_Dataset items_
-- Begin --

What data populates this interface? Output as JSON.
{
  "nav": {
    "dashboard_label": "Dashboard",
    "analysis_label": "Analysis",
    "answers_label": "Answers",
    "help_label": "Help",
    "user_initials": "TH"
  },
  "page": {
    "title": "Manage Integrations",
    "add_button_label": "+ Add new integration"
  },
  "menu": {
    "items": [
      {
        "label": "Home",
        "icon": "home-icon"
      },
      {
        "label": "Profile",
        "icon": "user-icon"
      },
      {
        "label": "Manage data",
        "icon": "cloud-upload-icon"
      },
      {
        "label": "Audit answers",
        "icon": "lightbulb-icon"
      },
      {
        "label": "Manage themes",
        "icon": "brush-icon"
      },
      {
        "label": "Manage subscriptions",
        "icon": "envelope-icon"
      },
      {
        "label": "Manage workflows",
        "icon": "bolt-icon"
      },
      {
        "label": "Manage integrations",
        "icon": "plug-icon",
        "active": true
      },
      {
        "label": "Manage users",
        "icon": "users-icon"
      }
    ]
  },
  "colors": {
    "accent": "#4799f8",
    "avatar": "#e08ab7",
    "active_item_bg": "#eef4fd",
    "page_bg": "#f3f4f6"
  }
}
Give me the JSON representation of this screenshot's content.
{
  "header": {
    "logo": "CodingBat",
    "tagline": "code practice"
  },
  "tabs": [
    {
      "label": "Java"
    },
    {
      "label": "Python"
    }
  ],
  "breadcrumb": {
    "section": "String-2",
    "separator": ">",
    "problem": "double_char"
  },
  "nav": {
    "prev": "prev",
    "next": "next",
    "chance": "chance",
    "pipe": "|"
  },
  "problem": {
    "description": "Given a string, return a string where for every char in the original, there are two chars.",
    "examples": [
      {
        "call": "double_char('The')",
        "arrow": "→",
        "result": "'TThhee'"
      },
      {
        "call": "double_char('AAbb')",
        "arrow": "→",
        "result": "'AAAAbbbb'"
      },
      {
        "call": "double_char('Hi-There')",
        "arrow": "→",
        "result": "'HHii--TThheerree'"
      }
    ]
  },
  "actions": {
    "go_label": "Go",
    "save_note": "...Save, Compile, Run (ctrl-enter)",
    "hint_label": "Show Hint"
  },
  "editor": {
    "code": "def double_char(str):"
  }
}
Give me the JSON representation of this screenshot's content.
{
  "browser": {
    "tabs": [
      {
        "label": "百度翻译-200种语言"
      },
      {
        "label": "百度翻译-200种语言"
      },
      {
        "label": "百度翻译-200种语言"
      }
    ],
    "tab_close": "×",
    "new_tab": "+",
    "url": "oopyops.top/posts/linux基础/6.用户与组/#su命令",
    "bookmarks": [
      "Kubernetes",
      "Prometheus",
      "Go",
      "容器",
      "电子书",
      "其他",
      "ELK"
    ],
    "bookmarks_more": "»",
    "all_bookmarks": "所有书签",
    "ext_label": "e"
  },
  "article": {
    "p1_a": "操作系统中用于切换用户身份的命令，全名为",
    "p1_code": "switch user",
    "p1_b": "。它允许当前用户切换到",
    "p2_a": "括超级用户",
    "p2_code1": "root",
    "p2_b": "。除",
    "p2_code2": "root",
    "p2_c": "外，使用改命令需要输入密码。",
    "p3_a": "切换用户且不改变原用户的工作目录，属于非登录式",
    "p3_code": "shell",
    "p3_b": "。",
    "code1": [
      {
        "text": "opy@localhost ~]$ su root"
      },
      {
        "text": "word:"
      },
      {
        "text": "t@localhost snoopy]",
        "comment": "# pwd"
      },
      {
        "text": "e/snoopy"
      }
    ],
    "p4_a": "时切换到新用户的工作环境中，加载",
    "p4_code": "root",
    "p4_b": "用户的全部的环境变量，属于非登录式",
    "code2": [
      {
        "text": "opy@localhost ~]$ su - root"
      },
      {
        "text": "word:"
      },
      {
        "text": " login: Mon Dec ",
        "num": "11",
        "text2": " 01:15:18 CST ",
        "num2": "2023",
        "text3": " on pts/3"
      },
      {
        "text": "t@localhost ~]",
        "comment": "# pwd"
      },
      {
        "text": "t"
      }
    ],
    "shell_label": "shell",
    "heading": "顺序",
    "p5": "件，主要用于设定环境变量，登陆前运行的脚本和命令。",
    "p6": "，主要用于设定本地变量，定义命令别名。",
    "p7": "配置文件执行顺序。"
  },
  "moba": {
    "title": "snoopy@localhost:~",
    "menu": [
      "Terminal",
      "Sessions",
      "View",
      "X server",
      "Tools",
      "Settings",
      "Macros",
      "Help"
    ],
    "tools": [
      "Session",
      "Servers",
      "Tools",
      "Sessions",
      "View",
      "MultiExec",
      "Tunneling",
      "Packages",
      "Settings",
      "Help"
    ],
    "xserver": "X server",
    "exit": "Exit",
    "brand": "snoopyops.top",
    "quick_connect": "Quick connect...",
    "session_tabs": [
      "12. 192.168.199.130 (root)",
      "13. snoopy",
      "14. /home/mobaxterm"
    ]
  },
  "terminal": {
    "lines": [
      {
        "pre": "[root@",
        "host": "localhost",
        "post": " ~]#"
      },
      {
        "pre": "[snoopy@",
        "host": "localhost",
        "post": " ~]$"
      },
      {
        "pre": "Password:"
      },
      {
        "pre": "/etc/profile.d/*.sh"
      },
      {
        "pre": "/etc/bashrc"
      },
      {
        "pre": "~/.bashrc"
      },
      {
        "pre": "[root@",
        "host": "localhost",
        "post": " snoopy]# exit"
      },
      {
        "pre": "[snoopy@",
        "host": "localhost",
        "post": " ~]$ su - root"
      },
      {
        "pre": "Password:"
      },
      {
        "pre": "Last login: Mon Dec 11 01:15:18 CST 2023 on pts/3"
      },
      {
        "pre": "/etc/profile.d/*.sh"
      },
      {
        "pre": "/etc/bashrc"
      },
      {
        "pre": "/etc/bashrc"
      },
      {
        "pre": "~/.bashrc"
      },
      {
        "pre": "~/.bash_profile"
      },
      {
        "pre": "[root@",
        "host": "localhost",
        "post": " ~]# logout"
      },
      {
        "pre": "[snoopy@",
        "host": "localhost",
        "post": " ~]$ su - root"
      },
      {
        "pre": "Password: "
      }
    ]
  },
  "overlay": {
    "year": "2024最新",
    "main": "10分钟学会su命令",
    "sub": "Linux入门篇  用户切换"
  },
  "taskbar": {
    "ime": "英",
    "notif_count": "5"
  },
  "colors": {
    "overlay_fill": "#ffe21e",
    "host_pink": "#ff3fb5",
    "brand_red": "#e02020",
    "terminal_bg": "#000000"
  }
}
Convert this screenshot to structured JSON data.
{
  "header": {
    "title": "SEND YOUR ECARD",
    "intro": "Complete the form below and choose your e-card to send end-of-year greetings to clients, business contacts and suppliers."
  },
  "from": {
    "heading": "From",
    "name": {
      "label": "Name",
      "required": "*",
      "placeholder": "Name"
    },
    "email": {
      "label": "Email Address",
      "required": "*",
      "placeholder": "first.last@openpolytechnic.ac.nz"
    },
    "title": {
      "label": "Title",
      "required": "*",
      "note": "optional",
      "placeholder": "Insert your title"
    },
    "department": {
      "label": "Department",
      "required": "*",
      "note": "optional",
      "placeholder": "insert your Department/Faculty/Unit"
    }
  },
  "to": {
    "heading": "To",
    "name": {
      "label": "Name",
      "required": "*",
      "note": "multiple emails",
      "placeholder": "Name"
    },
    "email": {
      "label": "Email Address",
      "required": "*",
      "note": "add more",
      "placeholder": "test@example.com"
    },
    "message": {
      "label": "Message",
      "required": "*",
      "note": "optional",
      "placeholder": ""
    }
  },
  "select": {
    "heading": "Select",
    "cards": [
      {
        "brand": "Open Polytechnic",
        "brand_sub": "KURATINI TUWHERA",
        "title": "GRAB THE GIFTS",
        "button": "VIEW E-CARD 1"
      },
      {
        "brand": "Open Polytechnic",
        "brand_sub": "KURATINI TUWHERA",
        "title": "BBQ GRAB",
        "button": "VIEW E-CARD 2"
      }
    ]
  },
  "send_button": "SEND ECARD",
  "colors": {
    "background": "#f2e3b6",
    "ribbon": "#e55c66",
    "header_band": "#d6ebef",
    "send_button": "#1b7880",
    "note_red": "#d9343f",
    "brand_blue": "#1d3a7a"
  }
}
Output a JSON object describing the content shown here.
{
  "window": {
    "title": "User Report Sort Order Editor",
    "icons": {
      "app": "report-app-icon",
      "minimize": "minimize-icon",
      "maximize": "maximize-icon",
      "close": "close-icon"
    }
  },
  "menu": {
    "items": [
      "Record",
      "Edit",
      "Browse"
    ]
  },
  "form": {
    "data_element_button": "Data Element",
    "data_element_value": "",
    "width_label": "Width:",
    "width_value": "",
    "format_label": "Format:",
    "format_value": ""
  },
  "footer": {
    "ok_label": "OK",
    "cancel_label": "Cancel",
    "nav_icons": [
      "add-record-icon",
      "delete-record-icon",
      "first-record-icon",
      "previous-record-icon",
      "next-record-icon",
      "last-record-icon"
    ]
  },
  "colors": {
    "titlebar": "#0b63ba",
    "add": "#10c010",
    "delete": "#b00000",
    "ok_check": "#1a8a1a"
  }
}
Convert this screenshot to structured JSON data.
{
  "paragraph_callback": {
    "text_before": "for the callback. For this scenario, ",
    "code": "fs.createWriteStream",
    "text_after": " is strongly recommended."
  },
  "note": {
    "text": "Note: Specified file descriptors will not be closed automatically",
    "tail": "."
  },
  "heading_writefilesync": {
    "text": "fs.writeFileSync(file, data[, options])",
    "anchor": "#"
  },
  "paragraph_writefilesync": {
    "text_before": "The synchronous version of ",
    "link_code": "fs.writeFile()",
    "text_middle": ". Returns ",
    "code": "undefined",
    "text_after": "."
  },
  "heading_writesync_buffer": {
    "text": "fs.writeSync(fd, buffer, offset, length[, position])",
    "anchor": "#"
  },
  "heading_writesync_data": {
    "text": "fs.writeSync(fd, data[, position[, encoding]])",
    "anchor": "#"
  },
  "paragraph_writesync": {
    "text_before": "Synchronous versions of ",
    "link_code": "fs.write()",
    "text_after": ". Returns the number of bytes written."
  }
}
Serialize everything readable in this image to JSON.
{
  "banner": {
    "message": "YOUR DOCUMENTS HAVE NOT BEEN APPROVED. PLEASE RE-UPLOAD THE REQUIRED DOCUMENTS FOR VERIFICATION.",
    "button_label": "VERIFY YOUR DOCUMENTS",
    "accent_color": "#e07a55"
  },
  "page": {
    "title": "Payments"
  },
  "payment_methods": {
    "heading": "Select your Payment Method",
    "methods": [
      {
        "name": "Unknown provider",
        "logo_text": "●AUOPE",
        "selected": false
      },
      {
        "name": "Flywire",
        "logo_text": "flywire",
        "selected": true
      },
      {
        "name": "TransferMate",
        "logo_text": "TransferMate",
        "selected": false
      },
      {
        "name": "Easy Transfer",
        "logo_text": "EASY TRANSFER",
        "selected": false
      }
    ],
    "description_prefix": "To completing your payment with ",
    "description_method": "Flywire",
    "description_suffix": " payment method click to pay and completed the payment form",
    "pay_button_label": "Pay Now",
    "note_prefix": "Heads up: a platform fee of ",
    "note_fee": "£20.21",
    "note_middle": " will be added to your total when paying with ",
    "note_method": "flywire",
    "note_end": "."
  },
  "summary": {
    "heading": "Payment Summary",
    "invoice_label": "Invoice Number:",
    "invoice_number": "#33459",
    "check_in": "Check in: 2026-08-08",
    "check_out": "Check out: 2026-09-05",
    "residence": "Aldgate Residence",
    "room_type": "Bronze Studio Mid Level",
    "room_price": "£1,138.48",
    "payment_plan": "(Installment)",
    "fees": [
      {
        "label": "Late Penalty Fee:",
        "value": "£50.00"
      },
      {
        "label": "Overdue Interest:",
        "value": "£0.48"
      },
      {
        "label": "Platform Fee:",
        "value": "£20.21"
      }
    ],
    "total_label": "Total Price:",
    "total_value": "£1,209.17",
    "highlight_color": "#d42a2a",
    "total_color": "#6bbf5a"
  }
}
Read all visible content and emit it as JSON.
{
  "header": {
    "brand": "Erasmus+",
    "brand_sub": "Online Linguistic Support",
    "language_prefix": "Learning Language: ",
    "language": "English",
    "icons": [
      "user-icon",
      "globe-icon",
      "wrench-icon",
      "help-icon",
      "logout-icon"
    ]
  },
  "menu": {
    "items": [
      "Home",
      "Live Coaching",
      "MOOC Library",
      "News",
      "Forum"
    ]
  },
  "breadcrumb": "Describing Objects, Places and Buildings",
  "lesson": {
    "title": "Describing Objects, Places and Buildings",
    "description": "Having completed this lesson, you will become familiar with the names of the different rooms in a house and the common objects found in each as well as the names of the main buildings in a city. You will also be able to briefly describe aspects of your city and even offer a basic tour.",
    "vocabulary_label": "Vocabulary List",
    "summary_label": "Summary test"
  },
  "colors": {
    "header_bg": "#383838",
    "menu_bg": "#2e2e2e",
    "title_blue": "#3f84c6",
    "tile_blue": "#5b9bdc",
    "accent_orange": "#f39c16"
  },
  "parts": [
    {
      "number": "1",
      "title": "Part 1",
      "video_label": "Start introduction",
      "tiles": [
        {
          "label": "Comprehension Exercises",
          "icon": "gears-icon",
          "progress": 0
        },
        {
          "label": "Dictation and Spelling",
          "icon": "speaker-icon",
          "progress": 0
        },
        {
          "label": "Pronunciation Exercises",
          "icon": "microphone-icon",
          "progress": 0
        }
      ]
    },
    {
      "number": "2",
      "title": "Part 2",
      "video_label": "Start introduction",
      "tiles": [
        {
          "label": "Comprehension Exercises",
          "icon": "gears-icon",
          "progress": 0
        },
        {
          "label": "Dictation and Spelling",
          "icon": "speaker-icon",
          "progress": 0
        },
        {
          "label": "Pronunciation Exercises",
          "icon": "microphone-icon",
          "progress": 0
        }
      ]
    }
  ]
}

-- End --

_BRIEF_
Determine how many lines in the listing above hold the word "placeholder", answering with the number only.

_OUTPUT OF THE TASK_
7